СПИСОК ЗАДАНИЙ –
1. Перечислите, кто, по словам из текста о бароне Унгерне, был среди членов его рода.
2. Выпишите из записей каждую строку, в которой встречается строка «meta». Регистр букв учитывается.

ТЕКСТ ДЛЯ ЧТЕНИЯ –
• • • •

В смысле, человек, одержимый манией убийства и мучительства, дорвался до военной службы. В нормальные времена его бы забраковала комиссия военкомата и выдала белый билет с психиатрической статьёй, а то и на всякий пожарный пролечили бы в дурке и поставили на негласный учёт в милиции как потенциального нарушителя общественного порядка. Но начало ХХ века к числу нормальных времён не относится...
Барон Унгерн еще юношей сказал о себе: «Мое призвание — война». И этому девизу был верен всю свою недолгую жизнь. Но воевал он настолько свирепо, бесчеловечно и безжалостно, что стал одним из самых кровавых вождей белой армии.
Имя этого человека почти забыто, а чуть более ста лет назад одни произносили его восторженным шепотом, а другие — с неистовыми проклятиями. И было почему! Судите сами, как можно относиться к человеку, который, имея на то полное право, говорил о себе: «Наш род насчитывает более тысячи лет. В моих жилах течет кровь Аттилы, гуннов, германцев и венгров. Один из моих предков сражался вместе с Ричардом Львиное Сердце и погиб под стенами Иерусалима. В битве при Грюнвальде пали двое из нашей семьи. Были среди нас странствующие рыцари, пираты и даже алхимики. Отличился наш род и на русской службе: семьдесят два убитых на войне».

• • • •

Записи с разметкой элементов:

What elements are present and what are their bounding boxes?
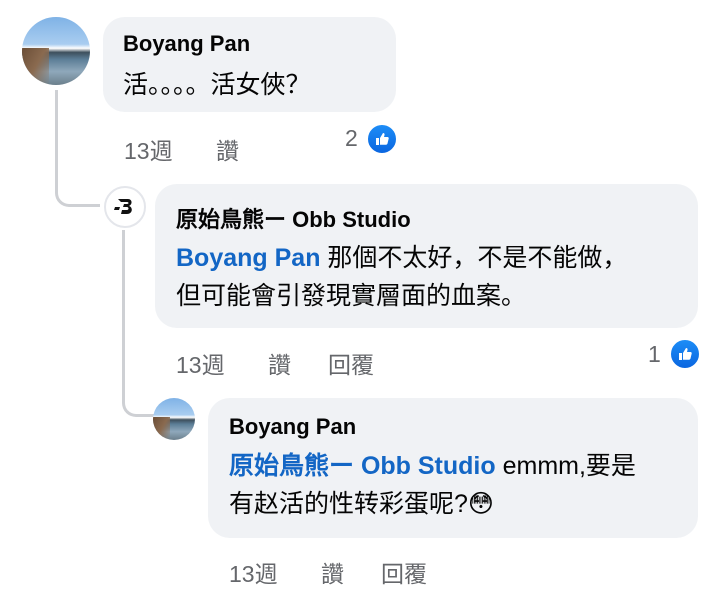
timestamp[interactable]: 13週 — [229, 555, 278, 589]
mention-link[interactable]: Boyang Pan — [176, 244, 320, 272]
reaction-count[interactable]: 1 — [648, 341, 661, 368]
comment-bubble-1: Boyang Pan 活。。。。活女俠？ — [103, 17, 396, 112]
like-reaction-icon[interactable] — [366, 123, 398, 155]
reply-text: Boyang Pan 那個不太好，不是不能做， 但可能會引發現實層面的血案。 — [176, 239, 691, 315]
like-button[interactable]: 讚 — [268, 346, 291, 380]
like-button[interactable]: 讚 — [321, 555, 344, 589]
reply-bubble-2: Boyang Pan 原始鳥熊ー Obb Studio emmm,要是 有赵活的… — [208, 398, 698, 538]
reply-text: 原始鳥熊ー Obb Studio emmm,要是 有赵活的性转彩蛋呢?😳 — [229, 447, 689, 523]
comment-author[interactable]: Boyang Pan — [123, 31, 250, 57]
obb-logo[interactable] — [104, 186, 146, 228]
reply-bubble-1: 原始鳥熊ー Obb Studio Boyang Pan 那個不太好，不是不能做，… — [155, 184, 698, 328]
boyang-avatar[interactable] — [153, 398, 195, 440]
reply-actions-2: 13週 讚 回覆 — [229, 555, 489, 587]
reply-text-line2: 有赵活的性转彩蛋呢? — [229, 490, 468, 518]
timestamp[interactable]: 13週 — [124, 132, 173, 166]
comment-actions-1: 13週 讚 — [124, 132, 324, 164]
comment-text: 活。。。。活女俠？ — [123, 71, 311, 99]
reply-button[interactable]: 回覆 — [328, 346, 374, 380]
timestamp[interactable]: 13週 — [176, 346, 225, 380]
boyang-avatar[interactable] — [22, 17, 90, 85]
thread-line-1 — [55, 90, 100, 207]
reply-author[interactable]: 原始鳥熊ー Obb Studio — [176, 202, 411, 234]
like-button[interactable]: 讚 — [216, 132, 239, 166]
reaction-count[interactable]: 2 — [345, 125, 358, 152]
thread-line-2 — [122, 230, 155, 417]
flushed-face-emoji: 😳 — [467, 489, 494, 518]
reply-actions-1: 13週 讚 回覆 — [176, 346, 436, 378]
mention-link[interactable]: 原始鳥熊ー Obb Studio — [229, 452, 496, 480]
reply-text-line1: 那個不太好，不是不能做， — [320, 244, 628, 272]
reply-author[interactable]: Boyang Pan — [229, 414, 356, 440]
reply-text-line1: emmm,要是 — [495, 452, 636, 480]
like-reaction-icon[interactable] — [669, 338, 701, 370]
reply-text-line2: 但可能會引發現實層面的血案。 — [176, 282, 527, 310]
reply-button[interactable]: 回覆 — [381, 555, 427, 589]
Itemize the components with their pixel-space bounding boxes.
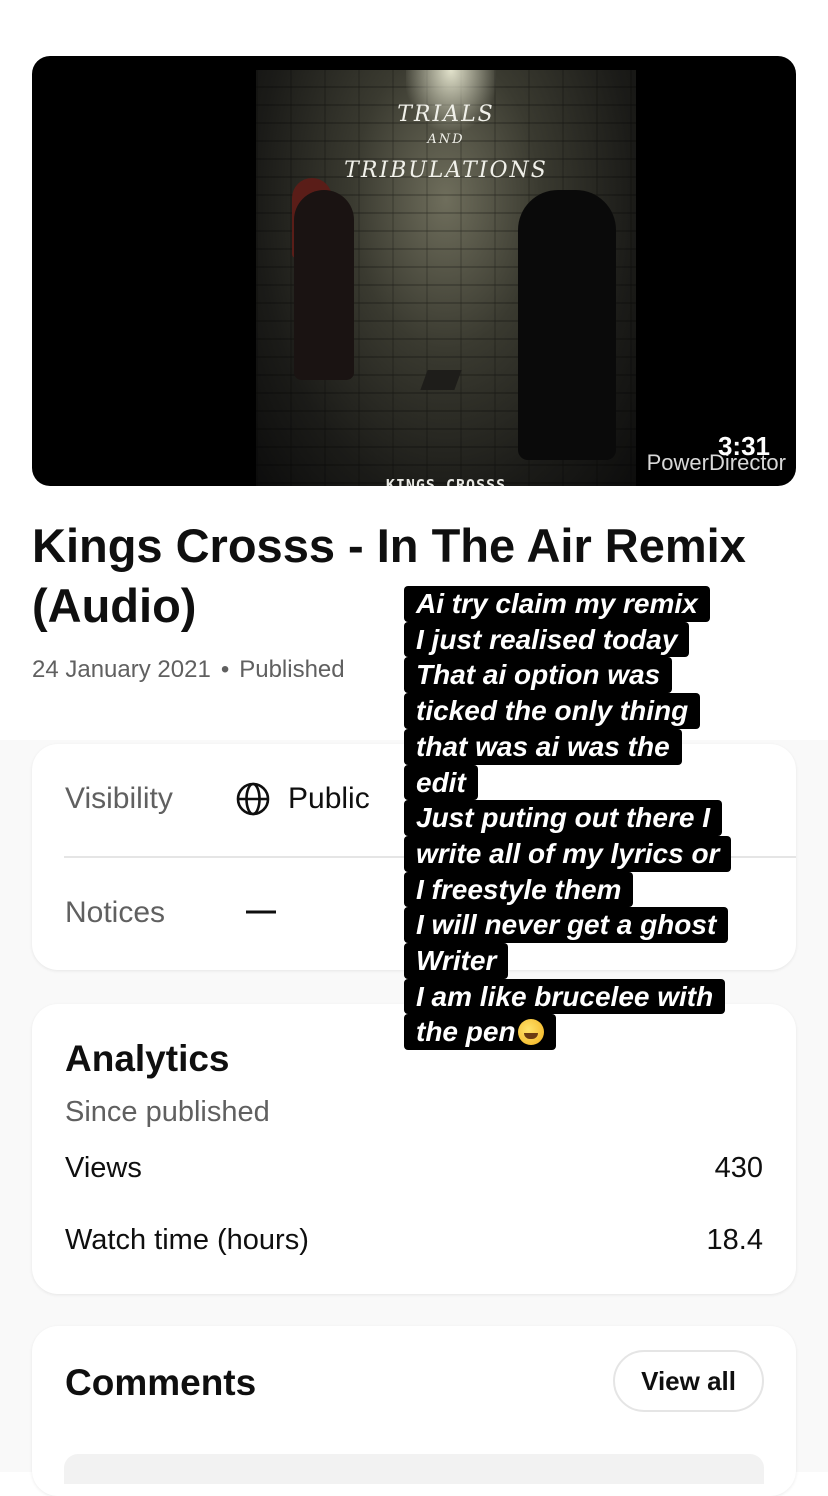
- video-thumbnail[interactable]: TRIALS AND TRIBULATIONS KINGS CROSSS Pow…: [32, 56, 796, 486]
- page: TRIALS AND TRIBULATIONS KINGS CROSSS Pow…: [0, 0, 828, 1496]
- overlay-line: edit: [404, 764, 478, 801]
- globe-icon: [236, 782, 270, 816]
- overlay-line: Just puting out there I: [404, 800, 722, 836]
- views-label: Views: [65, 1152, 142, 1184]
- artwork-artist: KINGS CROSSS: [385, 476, 507, 486]
- analytics-title: Analytics: [65, 1038, 230, 1079]
- watch-time-value: 18.4: [706, 1224, 763, 1256]
- overlay-line: That ai option was: [404, 657, 673, 694]
- visibility-label: Visibility: [65, 782, 173, 815]
- album-artwork: TRIALS AND TRIBULATIONS KINGS CROSSS: [256, 70, 636, 486]
- overlay-line: Ai try claim my remix: [404, 586, 710, 622]
- views-value: 430: [714, 1152, 763, 1184]
- artwork-book: [420, 370, 462, 390]
- video-meta: 24 January 2021 • Published: [32, 656, 345, 684]
- visibility-value[interactable]: Public: [288, 782, 370, 816]
- artwork-man-figure: [518, 190, 616, 460]
- overlay-line: I freestyle them: [404, 871, 634, 908]
- comments-card: Comments View all: [32, 1326, 796, 1496]
- overlay-line-last: the pen: [404, 1014, 556, 1051]
- overlay-line: Writer: [404, 943, 509, 979]
- artwork-title-line1: TRIALS: [397, 102, 495, 127]
- overlay-line-text: the pen: [416, 1016, 516, 1048]
- overlay-line: ticked the only thing: [404, 693, 701, 729]
- overlay-line: I just realised today: [404, 621, 690, 658]
- laughing-emoji-icon: [517, 1019, 544, 1046]
- meta-separator: •: [220, 656, 230, 683]
- overlay-line: I am like brucelee with: [404, 978, 726, 1015]
- notices-label: Notices: [65, 896, 166, 929]
- publish-date: 24 January 2021: [32, 656, 211, 683]
- video-duration: 3:31: [717, 431, 770, 461]
- artwork-woman-figure: [294, 190, 354, 380]
- artwork-title-line2: AND: [427, 132, 465, 147]
- comment-preview[interactable]: [64, 1454, 764, 1484]
- story-text-overlay: Ai try claim my remix I just realised to…: [404, 586, 804, 1051]
- view-all-comments-button[interactable]: View all: [613, 1350, 764, 1412]
- overlay-line: I will never get a ghost: [404, 907, 729, 944]
- watch-time-label: Watch time (hours): [65, 1224, 309, 1256]
- overlay-line: write all of my lyrics or: [404, 835, 732, 872]
- overlay-line: that was ai was the: [404, 728, 682, 765]
- analytics-subtitle: Since published: [65, 1096, 270, 1128]
- notices-value: —: [246, 894, 276, 927]
- comments-title: Comments: [65, 1362, 257, 1403]
- publish-status: Published: [239, 656, 345, 683]
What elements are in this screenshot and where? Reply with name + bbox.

• • • •

ОТВЕТЫ ПО ПОРЯДКУ –
1.
- странствующие рыцари
- пираты
- алхимики

2.
- video-meta: 24 January 2021 • Published: [32, 656, 345, 684]
- meta-separator: •: [220, 656, 230, 683]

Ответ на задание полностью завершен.